• _Work to complete_: Copy out every line of the data exactly.

.....

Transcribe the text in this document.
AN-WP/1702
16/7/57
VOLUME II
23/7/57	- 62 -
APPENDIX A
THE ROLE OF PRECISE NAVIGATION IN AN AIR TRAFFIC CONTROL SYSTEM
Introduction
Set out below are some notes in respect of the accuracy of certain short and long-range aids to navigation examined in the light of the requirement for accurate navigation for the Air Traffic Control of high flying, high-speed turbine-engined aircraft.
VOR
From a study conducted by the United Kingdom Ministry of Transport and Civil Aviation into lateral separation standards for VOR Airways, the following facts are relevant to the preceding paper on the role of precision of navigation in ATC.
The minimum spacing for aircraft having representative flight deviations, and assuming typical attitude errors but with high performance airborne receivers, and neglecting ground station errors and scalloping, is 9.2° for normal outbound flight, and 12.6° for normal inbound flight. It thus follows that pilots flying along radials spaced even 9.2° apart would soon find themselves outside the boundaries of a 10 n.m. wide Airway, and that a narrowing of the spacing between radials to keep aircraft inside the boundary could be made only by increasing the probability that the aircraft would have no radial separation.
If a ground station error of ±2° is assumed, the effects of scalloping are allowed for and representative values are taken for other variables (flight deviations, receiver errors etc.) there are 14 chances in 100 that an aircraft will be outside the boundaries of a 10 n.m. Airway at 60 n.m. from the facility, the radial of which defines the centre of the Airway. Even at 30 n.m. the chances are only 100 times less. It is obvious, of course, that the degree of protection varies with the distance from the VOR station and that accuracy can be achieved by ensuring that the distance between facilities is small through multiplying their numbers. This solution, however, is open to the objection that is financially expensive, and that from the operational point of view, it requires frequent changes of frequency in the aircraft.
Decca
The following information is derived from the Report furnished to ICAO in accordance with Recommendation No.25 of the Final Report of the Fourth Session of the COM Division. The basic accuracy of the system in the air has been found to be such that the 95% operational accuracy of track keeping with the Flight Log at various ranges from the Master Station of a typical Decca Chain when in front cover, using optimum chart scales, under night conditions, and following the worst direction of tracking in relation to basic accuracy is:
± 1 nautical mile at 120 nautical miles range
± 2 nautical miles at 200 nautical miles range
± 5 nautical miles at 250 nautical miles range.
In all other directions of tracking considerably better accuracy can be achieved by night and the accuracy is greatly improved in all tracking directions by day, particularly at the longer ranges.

.....

• _Exercise result_:
Transcribe the text in this document.
AN-WP/1702
16/7/57
VOLUME II
23/7/57	- 62 -
APPENDIX A
THE ROLE OF PRECISE NAVIGATION IN AN AIR TRAFFIC CONTROL SYSTEM
Introduction
Set out below are some notes in respect of the accuracy of certain short and long-range aids to navigation examined in the light of the requirement for accurate navigation for the Air Traffic Control of high flying, high-speed turbine-engined aircraft.
VOR
From a study conducted by the United Kingdom Ministry of Transport and Civil Aviation into lateral separation standards for VOR Airways, the following facts are relevant to the preceding paper on the role of precision of navigation in ATC.
The minimum spacing for aircraft having representative flight deviations, and assuming typical attitude errors but with high performance airborne receivers, and neglecting ground station errors and scalloping, is 9.2° for normal outbound flight, and 12.6° for normal inbound flight. It thus follows that pilots flying along radials spaced even 9.2° apart would soon find themselves outside the boundaries of a 10 n.m. wide Airway, and that a narrowing of the spacing between radials to keep aircraft inside the boundary could be made only by increasing the probability that the aircraft would have no radial separation.
If a ground station error of ±2° is assumed, the effects of scalloping are allowed for and representative values are taken for other variables (flight deviations, receiver errors etc.) there are 14 chances in 100 that an aircraft will be outside the boundaries of a 10 n.m. Airway at 60 n.m. from the facility, the radial of which defines the centre of the Airway. Even at 30 n.m. the chances are only 100 times less. It is obvious, of course, that the degree of protection varies with the distance from the VOR station and that accuracy can be achieved by ensuring that the distance between facilities is small through multiplying their numbers. This solution, however, is open to the objection that is financially expensive, and that from the operational point of view, it requires frequent changes of frequency in the aircraft.
Decca
The following information is derived from the Report furnished to ICAO in accordance with Recommendation No.25 of the Final Report of the Fourth Session of the COM Division. The basic accuracy of the system in the air has been found to be such that the 95% operational accuracy of track keeping with the Flight Log at various ranges from the Master Station of a typical Decca Chain when in front cover, using optimum chart scales, under night conditions, and following the worst direction of tracking in relation to basic accuracy is:
± 1 nautical mile at 120 nautical miles range
± 2 nautical miles at 200 nautical miles range
± 5 nautical miles at 250 nautical miles range.
In all other directions of tracking considerably better accuracy can be achieved by night and the accuracy is greatly improved in all tracking directions by day, particularly at the longer ranges.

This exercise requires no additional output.